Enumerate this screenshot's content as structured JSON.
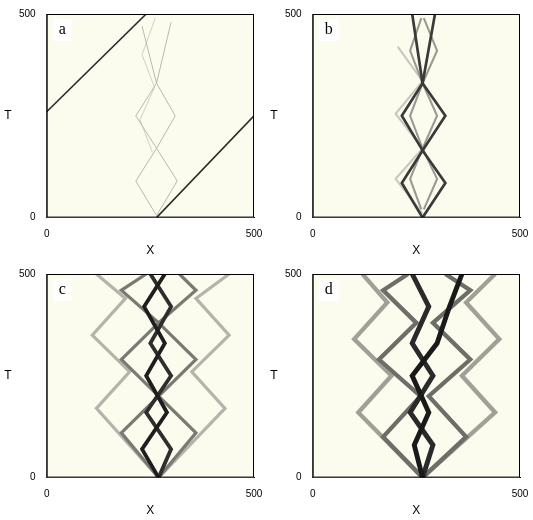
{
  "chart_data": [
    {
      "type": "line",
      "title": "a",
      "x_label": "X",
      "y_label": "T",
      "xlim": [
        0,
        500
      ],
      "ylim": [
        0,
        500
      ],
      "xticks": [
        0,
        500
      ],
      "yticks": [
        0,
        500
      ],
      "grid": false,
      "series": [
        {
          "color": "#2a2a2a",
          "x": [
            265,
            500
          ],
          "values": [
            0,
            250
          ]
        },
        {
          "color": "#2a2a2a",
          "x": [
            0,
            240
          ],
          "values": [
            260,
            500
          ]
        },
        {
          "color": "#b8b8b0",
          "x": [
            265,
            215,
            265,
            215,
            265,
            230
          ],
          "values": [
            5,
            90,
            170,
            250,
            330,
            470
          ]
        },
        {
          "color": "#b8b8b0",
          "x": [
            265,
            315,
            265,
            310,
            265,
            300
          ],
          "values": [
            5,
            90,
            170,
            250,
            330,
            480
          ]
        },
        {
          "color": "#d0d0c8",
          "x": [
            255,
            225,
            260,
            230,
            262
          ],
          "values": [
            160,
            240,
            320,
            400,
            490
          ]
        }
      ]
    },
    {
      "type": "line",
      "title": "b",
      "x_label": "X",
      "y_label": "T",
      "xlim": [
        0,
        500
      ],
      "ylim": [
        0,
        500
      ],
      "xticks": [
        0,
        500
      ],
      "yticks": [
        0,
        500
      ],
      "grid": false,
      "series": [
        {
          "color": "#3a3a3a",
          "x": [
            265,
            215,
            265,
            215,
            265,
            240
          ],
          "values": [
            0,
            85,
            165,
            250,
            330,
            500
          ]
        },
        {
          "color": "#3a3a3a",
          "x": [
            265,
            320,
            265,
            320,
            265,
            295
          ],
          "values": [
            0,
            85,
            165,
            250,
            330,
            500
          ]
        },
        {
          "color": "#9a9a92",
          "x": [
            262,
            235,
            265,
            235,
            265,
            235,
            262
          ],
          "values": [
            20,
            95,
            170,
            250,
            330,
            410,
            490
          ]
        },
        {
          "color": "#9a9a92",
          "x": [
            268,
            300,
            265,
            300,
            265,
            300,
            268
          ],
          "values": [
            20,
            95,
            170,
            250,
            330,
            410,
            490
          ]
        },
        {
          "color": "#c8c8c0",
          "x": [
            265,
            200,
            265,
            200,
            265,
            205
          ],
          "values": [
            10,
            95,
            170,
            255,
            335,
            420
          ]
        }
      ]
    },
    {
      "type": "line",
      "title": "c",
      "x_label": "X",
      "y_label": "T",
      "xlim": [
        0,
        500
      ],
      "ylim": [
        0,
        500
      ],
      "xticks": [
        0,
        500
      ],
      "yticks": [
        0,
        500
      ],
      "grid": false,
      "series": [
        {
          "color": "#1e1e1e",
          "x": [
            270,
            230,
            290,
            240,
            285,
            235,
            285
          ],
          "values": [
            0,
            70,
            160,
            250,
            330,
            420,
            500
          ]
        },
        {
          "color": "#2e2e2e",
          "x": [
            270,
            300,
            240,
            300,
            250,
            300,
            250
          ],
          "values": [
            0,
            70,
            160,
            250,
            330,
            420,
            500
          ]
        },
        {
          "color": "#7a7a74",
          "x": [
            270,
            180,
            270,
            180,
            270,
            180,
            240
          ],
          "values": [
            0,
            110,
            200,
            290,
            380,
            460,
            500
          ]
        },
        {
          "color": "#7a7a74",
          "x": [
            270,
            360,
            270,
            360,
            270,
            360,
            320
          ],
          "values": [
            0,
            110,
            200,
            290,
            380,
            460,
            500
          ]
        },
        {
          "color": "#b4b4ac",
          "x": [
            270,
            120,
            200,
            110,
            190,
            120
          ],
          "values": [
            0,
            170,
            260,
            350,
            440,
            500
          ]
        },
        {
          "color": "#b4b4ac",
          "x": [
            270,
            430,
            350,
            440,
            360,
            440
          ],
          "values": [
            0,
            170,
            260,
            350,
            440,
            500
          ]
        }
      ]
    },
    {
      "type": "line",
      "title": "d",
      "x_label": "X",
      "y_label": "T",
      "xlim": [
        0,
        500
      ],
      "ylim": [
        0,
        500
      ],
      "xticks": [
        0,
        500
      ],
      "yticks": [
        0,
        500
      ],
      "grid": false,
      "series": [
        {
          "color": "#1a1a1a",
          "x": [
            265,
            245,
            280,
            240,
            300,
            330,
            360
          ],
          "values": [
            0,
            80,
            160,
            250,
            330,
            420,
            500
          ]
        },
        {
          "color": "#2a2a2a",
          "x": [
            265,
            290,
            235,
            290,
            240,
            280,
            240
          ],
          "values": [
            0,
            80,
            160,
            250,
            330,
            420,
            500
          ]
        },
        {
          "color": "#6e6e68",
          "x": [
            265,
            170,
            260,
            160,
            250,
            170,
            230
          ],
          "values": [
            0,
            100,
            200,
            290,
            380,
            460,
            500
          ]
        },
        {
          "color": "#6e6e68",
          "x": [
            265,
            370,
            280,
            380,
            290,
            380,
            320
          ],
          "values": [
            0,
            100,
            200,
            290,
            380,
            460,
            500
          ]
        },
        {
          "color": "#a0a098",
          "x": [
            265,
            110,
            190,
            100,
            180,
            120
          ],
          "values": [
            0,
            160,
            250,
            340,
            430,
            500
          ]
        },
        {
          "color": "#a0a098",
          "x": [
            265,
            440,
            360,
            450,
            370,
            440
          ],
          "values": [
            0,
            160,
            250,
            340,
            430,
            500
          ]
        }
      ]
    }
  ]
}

^^^^^^^^^^^^^^^^

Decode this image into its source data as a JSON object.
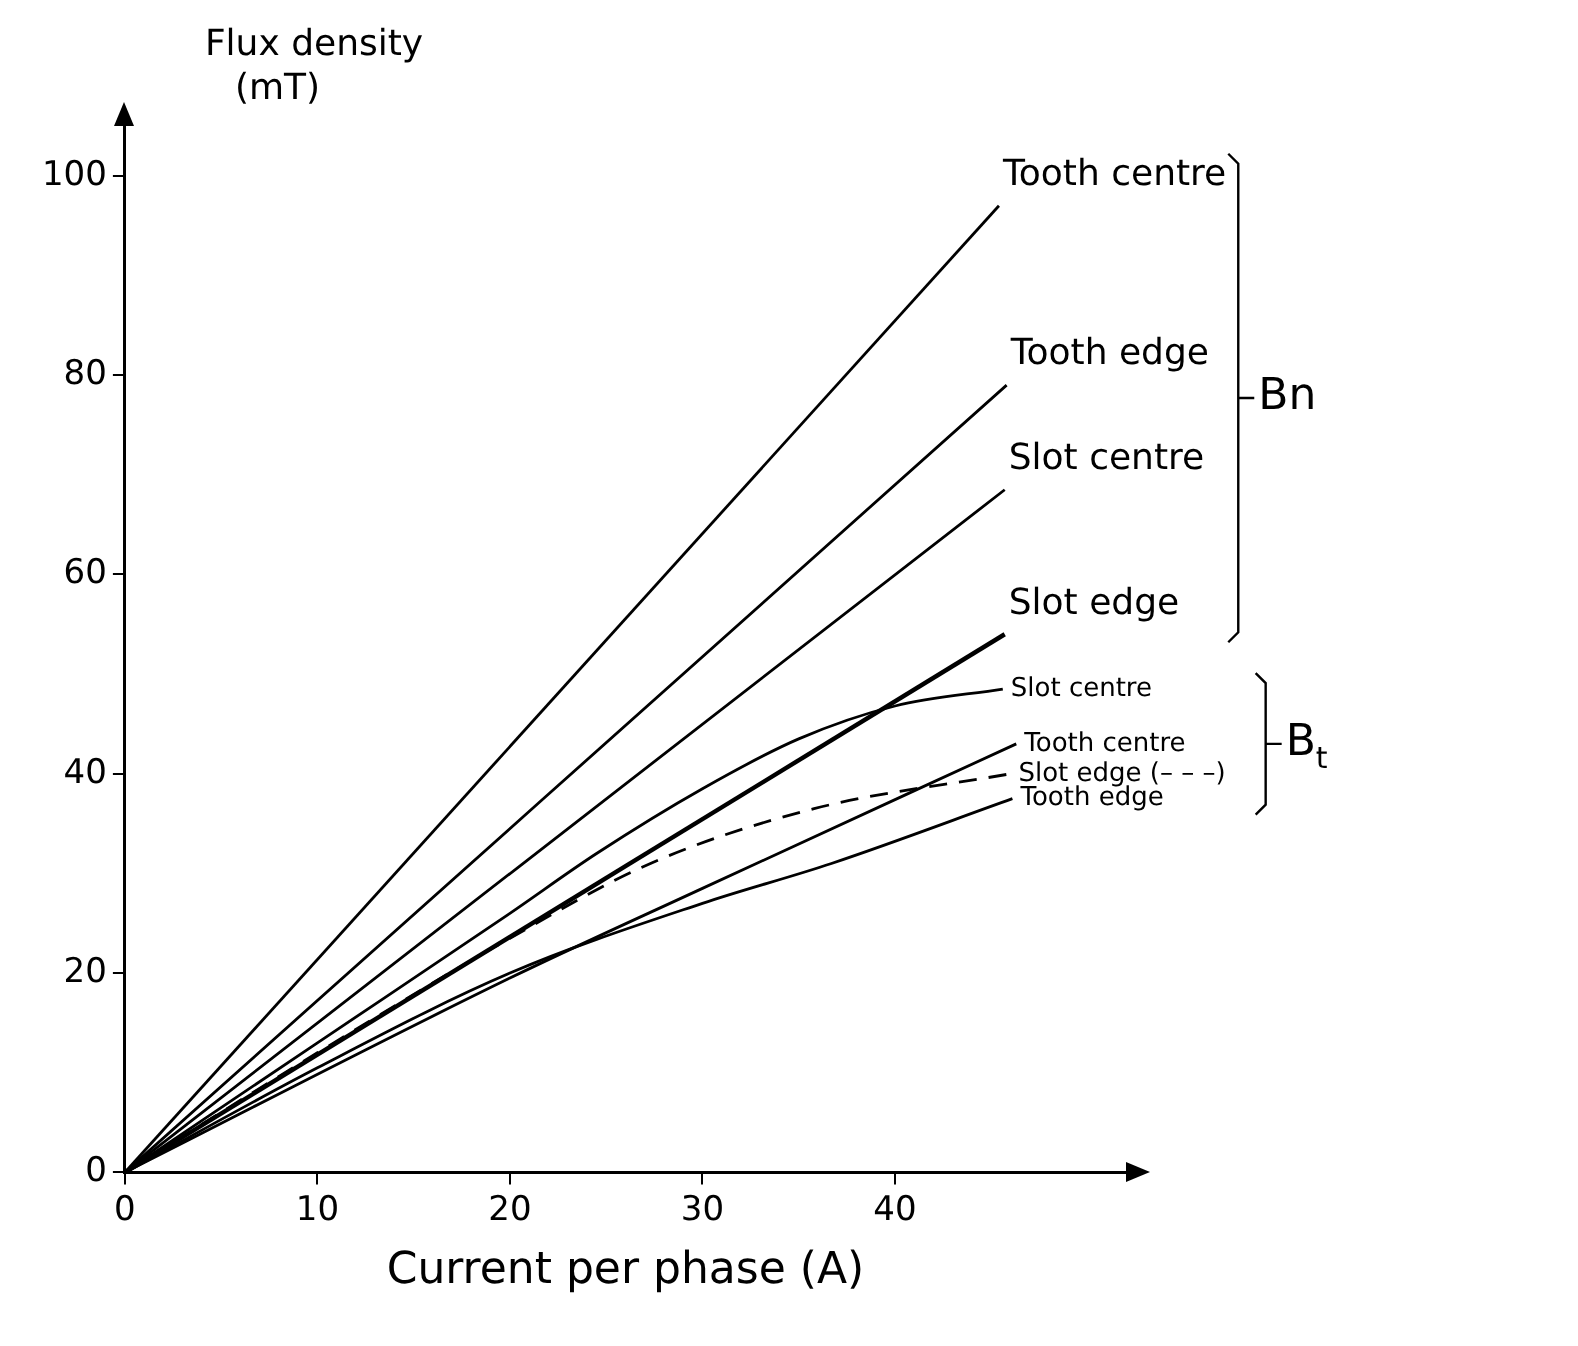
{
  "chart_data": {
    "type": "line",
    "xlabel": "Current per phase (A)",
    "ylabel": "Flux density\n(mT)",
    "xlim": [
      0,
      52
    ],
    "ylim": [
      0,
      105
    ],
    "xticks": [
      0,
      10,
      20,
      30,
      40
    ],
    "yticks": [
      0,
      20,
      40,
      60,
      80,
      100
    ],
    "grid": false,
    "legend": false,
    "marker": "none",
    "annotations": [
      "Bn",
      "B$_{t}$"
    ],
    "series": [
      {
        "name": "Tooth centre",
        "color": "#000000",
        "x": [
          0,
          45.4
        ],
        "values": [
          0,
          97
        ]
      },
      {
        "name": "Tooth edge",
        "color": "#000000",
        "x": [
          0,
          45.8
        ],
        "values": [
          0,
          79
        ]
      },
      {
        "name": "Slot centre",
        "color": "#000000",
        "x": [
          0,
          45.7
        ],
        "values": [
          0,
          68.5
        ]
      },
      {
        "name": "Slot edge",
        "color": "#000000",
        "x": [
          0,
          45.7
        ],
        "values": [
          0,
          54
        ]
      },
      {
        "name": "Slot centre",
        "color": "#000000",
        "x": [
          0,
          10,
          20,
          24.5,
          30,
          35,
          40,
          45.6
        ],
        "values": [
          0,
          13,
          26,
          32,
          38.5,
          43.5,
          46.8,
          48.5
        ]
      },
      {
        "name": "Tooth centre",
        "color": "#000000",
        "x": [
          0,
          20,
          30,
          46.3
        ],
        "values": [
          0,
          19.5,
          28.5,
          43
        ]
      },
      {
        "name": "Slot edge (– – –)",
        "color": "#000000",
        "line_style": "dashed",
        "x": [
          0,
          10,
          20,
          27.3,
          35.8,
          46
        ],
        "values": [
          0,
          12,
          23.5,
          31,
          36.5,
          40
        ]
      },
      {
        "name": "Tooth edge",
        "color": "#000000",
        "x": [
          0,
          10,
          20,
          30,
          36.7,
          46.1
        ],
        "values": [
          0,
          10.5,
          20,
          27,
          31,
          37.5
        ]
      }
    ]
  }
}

^^^^^^^^^^^^^^^^

WHAT YOU NEED TO DO -> What is the number of lines in the listing above that contain the string "edge"? Give only the number.

FINISHED TASK -> 4